▸ Supplied data:
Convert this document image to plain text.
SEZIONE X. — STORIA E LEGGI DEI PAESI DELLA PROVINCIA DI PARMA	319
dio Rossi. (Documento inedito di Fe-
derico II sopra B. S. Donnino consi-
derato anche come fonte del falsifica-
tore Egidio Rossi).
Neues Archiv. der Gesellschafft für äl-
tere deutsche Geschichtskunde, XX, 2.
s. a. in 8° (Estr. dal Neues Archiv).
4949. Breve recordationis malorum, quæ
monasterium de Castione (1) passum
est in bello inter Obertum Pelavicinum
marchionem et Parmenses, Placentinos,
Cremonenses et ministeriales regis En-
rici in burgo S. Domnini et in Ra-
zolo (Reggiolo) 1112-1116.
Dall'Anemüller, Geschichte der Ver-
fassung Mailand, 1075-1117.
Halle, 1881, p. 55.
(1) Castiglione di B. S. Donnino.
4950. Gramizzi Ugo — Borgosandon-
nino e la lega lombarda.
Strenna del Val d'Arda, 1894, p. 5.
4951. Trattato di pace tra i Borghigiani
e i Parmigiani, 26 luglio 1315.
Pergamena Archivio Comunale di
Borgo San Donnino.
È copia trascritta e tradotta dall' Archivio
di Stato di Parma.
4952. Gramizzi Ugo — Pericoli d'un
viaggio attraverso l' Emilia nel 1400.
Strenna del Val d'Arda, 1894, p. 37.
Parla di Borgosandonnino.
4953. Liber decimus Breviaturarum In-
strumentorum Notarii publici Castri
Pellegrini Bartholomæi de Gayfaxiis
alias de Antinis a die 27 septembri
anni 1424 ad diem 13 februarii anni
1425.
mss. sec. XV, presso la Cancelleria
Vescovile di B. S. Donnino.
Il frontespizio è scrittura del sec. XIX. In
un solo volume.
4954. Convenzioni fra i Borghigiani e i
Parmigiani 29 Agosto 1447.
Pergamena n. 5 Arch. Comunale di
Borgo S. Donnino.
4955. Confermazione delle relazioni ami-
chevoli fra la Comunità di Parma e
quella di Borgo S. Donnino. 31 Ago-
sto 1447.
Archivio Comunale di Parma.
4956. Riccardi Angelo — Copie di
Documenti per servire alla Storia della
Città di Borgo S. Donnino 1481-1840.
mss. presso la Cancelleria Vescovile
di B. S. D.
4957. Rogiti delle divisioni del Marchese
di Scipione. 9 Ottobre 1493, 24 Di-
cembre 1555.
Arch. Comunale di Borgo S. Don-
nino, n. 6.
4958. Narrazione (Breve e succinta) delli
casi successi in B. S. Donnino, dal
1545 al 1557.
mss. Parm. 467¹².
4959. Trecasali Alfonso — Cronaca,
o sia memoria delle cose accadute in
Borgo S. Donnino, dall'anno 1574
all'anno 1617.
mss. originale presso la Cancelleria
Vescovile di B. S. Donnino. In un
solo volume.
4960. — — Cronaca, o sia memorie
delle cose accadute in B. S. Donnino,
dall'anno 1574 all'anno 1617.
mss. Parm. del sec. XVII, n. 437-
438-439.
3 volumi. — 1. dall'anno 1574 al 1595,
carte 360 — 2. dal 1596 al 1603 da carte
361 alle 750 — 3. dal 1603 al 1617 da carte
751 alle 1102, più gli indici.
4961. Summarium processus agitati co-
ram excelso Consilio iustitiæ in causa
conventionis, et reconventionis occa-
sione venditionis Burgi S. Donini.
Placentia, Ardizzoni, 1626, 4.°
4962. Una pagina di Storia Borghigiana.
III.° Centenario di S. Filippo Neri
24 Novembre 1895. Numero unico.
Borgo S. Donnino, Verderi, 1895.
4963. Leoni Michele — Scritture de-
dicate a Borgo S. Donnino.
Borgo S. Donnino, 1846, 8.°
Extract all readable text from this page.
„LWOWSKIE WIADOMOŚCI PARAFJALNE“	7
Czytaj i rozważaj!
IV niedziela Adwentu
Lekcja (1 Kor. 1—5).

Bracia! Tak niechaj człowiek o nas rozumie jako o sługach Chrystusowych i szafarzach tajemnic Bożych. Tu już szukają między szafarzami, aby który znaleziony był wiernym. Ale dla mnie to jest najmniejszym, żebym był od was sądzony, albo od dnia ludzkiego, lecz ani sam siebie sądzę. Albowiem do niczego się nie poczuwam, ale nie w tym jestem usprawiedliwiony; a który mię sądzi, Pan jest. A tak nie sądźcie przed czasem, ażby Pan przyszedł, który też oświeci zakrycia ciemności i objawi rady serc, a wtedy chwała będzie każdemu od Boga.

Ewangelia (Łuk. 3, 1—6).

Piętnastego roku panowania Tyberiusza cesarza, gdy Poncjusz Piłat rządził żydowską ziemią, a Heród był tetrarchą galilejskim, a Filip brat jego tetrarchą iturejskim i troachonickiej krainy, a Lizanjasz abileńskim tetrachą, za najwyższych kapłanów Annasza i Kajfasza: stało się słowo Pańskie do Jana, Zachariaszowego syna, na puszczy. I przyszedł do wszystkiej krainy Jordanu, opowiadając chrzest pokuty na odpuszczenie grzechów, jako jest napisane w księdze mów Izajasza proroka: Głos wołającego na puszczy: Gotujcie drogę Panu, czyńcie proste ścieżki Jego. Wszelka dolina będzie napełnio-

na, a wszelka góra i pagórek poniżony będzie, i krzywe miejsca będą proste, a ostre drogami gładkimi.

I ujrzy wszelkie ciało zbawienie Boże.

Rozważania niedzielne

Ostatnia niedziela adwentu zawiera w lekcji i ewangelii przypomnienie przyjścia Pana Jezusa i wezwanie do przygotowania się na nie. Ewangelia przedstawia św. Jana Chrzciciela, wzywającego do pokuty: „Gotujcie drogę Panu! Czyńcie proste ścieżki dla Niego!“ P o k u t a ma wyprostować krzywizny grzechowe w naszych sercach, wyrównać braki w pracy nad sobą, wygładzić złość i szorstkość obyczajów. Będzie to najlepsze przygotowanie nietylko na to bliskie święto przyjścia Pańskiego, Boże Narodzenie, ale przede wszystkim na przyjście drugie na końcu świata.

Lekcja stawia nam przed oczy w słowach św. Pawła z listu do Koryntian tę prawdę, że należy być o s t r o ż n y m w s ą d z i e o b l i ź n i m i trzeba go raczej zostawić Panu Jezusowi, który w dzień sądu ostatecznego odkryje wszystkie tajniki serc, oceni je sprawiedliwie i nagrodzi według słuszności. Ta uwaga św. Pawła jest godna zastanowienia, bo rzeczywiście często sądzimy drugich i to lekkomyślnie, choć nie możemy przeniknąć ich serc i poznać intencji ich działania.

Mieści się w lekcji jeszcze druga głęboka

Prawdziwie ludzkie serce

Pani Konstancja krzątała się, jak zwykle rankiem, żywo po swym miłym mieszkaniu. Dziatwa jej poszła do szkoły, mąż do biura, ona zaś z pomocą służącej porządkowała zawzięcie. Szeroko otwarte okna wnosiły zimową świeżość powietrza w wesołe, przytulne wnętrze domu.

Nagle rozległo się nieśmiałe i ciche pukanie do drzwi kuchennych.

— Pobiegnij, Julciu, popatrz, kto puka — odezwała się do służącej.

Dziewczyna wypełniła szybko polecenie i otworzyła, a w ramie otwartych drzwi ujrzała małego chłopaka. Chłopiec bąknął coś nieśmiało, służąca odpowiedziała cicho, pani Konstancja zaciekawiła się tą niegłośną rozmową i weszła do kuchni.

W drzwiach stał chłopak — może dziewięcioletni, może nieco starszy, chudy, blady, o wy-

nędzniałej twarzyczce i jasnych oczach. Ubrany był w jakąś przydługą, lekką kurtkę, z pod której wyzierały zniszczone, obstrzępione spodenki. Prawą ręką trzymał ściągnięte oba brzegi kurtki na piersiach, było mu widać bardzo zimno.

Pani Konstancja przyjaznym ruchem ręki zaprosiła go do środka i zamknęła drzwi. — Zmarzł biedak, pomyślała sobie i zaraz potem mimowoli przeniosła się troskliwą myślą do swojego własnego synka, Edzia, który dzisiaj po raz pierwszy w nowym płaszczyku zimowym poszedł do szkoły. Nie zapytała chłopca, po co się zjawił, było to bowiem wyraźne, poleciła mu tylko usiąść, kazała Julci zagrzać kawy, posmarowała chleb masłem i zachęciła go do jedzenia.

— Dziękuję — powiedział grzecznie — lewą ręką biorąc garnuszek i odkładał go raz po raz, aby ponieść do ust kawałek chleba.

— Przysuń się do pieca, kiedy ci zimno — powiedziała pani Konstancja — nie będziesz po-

▸ What to do:
Pick out each line containing "Comunale" and report it.

▸ Solution for this exercise:
Pergamena Archivio Comunale di
Pergamena n. 5 Arch. Comunale di
Archivio Comunale di Parma.
Arch. Comunale di Borgo S. Don-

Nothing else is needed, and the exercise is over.